#### [PROBLEM DESCRIPTION]
Nothing should be left out: output all of the entries exactly.

#### [DATA SUPPLIED]
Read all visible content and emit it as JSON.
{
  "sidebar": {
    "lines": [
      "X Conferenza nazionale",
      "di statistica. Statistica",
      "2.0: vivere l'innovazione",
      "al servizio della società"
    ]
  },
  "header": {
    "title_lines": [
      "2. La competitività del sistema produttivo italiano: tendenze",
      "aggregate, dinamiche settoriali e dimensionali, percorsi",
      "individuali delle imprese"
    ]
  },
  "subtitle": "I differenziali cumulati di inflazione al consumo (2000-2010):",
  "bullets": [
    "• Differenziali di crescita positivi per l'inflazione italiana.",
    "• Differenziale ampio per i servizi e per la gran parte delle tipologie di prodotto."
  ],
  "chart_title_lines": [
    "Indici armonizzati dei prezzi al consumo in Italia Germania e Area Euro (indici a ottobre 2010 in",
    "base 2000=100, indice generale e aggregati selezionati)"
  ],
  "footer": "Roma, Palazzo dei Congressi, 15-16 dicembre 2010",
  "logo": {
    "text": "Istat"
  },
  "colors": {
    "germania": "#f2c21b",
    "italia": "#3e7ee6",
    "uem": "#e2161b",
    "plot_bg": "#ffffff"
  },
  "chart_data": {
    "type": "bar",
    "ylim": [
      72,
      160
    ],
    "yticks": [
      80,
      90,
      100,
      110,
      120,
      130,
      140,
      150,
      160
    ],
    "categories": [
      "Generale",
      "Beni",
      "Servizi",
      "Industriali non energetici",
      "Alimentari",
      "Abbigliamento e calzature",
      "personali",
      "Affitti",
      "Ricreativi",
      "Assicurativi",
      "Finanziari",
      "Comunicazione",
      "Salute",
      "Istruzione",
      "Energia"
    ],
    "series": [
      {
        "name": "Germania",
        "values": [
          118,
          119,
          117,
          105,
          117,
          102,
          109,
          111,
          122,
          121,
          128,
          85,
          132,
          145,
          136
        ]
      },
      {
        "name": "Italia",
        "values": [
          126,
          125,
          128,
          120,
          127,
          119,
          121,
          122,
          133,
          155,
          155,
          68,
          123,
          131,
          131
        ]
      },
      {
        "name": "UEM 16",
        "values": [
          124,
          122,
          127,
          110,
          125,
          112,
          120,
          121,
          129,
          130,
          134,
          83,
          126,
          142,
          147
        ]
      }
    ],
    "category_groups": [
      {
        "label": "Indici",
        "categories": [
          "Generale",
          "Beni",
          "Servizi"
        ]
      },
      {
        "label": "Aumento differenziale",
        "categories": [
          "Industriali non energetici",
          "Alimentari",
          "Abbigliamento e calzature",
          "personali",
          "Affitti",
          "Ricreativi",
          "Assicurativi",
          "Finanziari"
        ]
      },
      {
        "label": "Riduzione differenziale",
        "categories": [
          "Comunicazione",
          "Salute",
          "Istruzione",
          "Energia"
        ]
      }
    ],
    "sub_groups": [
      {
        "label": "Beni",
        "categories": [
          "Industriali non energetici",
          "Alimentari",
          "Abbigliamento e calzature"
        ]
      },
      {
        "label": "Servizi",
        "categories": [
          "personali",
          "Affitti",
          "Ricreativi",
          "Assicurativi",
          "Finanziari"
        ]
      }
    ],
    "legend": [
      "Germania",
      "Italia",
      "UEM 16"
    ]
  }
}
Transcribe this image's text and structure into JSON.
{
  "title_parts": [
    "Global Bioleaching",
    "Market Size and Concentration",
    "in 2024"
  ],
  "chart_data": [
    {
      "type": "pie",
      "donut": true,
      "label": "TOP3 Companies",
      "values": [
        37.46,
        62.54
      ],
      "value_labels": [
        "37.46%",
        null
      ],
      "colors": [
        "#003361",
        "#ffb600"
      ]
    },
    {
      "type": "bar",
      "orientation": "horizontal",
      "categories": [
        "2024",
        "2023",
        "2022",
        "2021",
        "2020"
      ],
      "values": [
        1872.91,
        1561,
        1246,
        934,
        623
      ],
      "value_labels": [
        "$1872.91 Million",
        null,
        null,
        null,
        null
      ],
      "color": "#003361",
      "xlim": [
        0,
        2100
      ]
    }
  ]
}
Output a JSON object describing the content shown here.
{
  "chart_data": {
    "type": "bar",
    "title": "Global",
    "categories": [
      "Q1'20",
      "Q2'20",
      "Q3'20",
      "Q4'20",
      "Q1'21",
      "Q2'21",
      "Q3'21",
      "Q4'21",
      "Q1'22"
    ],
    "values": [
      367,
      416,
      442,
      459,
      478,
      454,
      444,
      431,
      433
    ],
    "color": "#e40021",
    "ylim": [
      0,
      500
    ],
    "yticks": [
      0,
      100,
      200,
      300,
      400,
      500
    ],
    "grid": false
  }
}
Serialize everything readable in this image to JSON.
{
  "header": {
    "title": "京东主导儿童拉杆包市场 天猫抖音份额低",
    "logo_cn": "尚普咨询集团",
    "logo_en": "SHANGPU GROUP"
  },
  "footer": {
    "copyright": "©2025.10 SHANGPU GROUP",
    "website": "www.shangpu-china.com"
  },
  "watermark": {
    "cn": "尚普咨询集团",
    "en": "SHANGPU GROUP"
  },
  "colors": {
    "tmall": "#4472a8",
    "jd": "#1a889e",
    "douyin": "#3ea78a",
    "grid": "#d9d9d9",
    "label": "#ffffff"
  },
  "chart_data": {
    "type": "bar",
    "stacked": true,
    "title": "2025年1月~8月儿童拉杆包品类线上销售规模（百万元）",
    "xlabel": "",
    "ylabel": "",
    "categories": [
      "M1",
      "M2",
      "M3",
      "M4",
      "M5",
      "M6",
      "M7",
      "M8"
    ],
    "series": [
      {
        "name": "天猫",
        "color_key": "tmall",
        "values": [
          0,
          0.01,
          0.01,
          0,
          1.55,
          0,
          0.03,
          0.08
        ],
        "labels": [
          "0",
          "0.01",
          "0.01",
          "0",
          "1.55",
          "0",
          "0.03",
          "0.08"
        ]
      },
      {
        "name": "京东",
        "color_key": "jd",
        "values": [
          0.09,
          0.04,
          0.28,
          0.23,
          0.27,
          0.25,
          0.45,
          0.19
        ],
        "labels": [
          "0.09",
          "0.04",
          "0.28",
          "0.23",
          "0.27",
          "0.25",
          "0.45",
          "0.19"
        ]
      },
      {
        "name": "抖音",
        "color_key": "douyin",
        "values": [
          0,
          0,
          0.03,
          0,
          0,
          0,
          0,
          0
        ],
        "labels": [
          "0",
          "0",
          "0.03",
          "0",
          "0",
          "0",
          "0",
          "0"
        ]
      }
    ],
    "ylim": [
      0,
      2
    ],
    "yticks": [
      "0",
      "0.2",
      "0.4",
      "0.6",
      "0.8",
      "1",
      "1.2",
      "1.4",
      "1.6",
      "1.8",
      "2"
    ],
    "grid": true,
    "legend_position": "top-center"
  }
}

#### [RESULT FOR THIS EXERCISE]
Read all visible content and emit it as JSON.
{
  "sidebar": {
    "lines": [
      "X Conferenza nazionale",
      "di statistica. Statistica",
      "2.0: vivere l'innovazione",
      "al servizio della società"
    ]
  },
  "header": {
    "title_lines": [
      "2. La competitività del sistema produttivo italiano: tendenze",
      "aggregate, dinamiche settoriali e dimensionali, percorsi",
      "individuali delle imprese"
    ]
  },
  "subtitle": "I differenziali cumulati di inflazione al consumo (2000-2010):",
  "bullets": [
    "• Differenziali di crescita positivi per l'inflazione italiana.",
    "• Differenziale ampio per i servizi e per la gran parte delle tipologie di prodotto."
  ],
  "chart_title_lines": [
    "Indici armonizzati dei prezzi al consumo in Italia Germania e Area Euro (indici a ottobre 2010 in",
    "base 2000=100, indice generale e aggregati selezionati)"
  ],
  "footer": "Roma, Palazzo dei Congressi, 15-16 dicembre 2010",
  "logo": {
    "text": "Istat"
  },
  "colors": {
    "germania": "#f2c21b",
    "italia": "#3e7ee6",
    "uem": "#e2161b",
    "plot_bg": "#ffffff"
  },
  "chart_data": {
    "type": "bar",
    "ylim": [
      72,
      160
    ],
    "yticks": [
      80,
      90,
      100,
      110,
      120,
      130,
      140,
      150,
      160
    ],
    "categories": [
      "Generale",
      "Beni",
      "Servizi",
      "Industriali non energetici",
      "Alimentari",
      "Abbigliamento e calzature",
      "personali",
      "Affitti",
      "Ricreativi",
      "Assicurativi",
      "Finanziari",
      "Comunicazione",
      "Salute",
      "Istruzione",
      "Energia"
    ],
    "series": [
      {
        "name": "Germania",
        "values": [
          118,
          119,
          117,
          105,
          117,
          102,
          109,
          111,
          122,
          121,
          128,
          85,
          132,
          145,
          136
        ]
      },
      {
        "name": "Italia",
        "values": [
          126,
          125,
          128,
          120,
          127,
          119,
          121,
          122,
          133,
          155,
          155,
          68,
          123,
          131,
          131
        ]
      },
      {
        "name": "UEM 16",
        "values": [
          124,
          122,
          127,
          110,
          125,
          112,
          120,
          121,
          129,
          130,
          134,
          83,
          126,
          142,
          147
        ]
      }
    ],
    "category_groups": [
      {
        "label": "Indici",
        "categories": [
          "Generale",
          "Beni",
          "Servizi"
        ]
      },
      {
        "label": "Aumento differenziale",
        "categories": [
          "Industriali non energetici",
          "Alimentari",
          "Abbigliamento e calzature",
          "personali",
          "Affitti",
          "Ricreativi",
          "Assicurativi",
          "Finanziari"
        ]
      },
      {
        "label": "Riduzione differenziale",
        "categories": [
          "Comunicazione",
          "Salute",
          "Istruzione",
          "Energia"
        ]
      }
    ],
    "sub_groups": [
      {
        "label": "Beni",
        "categories": [
          "Industriali non energetici",
          "Alimentari",
          "Abbigliamento e calzature"
        ]
      },
      {
        "label": "Servizi",
        "categories": [
          "personali",
          "Affitti",
          "Ricreativi",
          "Assicurativi",
          "Finanziari"
        ]
      }
    ],
    "legend": [
      "Germania",
      "Italia",
      "UEM 16"
    ]
  }
}
Transcribe this image's text and structure into JSON.
{
  "title_parts": [
    "Global Bioleaching",
    "Market Size and Concentration",
    "in 2024"
  ],
  "chart_data": [
    {
      "type": "pie",
      "donut": true,
      "label": "TOP3 Companies",
      "values": [
        37.46,
        62.54
      ],
      "value_labels": [
        "37.46%",
        null
      ],
      "colors": [
        "#003361",
        "#ffb600"
      ]
    },
    {
      "type": "bar",
      "orientation": "horizontal",
      "categories": [
        "2024",
        "2023",
        "2022",
        "2021",
        "2020"
      ],
      "values": [
        1872.91,
        1561,
        1246,
        934,
        623
      ],
      "value_labels": [
        "$1872.91 Million",
        null,
        null,
        null,
        null
      ],
      "color": "#003361",
      "xlim": [
        0,
        2100
      ]
    }
  ]
}
Output a JSON object describing the content shown here.
{
  "chart_data": {
    "type": "bar",
    "title": "Global",
    "categories": [
      "Q1'20",
      "Q2'20",
      "Q3'20",
      "Q4'20",
      "Q1'21",
      "Q2'21",
      "Q3'21",
      "Q4'21",
      "Q1'22"
    ],
    "values": [
      367,
      416,
      442,
      459,
      478,
      454,
      444,
      431,
      433
    ],
    "color": "#e40021",
    "ylim": [
      0,
      500
    ],
    "yticks": [
      0,
      100,
      200,
      300,
      400,
      500
    ],
    "grid": false
  }
}
Serialize everything readable in this image to JSON.
{
  "header": {
    "title": "京东主导儿童拉杆包市场 天猫抖音份额低",
    "logo_cn": "尚普咨询集团",
    "logo_en": "SHANGPU GROUP"
  },
  "footer": {
    "copyright": "©2025.10 SHANGPU GROUP",
    "website": "www.shangpu-china.com"
  },
  "watermark": {
    "cn": "尚普咨询集团",
    "en": "SHANGPU GROUP"
  },
  "colors": {
    "tmall": "#4472a8",
    "jd": "#1a889e",
    "douyin": "#3ea78a",
    "grid": "#d9d9d9",
    "label": "#ffffff"
  },
  "chart_data": {
    "type": "bar",
    "stacked": true,
    "title": "2025年1月~8月儿童拉杆包品类线上销售规模（百万元）",
    "xlabel": "",
    "ylabel": "",
    "categories": [
      "M1",
      "M2",
      "M3",
      "M4",
      "M5",
      "M6",
      "M7",
      "M8"
    ],
    "series": [
      {
        "name": "天猫",
        "color_key": "tmall",
        "values": [
          0,
          0.01,
          0.01,
          0,
          1.55,
          0,
          0.03,
          0.08
        ],
        "labels": [
          "0",
          "0.01",
          "0.01",
          "0",
          "1.55",
          "0",
          "0.03",
          "0.08"
        ]
      },
      {
        "name": "京东",
        "color_key": "jd",
        "values": [
          0.09,
          0.04,
          0.28,
          0.23,
          0.27,
          0.25,
          0.45,
          0.19
        ],
        "labels": [
          "0.09",
          "0.04",
          "0.28",
          "0.23",
          "0.27",
          "0.25",
          "0.45",
          "0.19"
        ]
      },
      {
        "name": "抖音",
        "color_key": "douyin",
        "values": [
          0,
          0,
          0.03,
          0,
          0,
          0,
          0,
          0
        ],
        "labels": [
          "0",
          "0",
          "0.03",
          "0",
          "0",
          "0",
          "0",
          "0"
        ]
      }
    ],
    "ylim": [
      0,
      2
    ],
    "yticks": [
      "0",
      "0.2",
      "0.4",
      "0.6",
      "0.8",
      "1",
      "1.2",
      "1.4",
      "1.6",
      "1.8",
      "2"
    ],
    "grid": true,
    "legend_position": "top-center"
  }
}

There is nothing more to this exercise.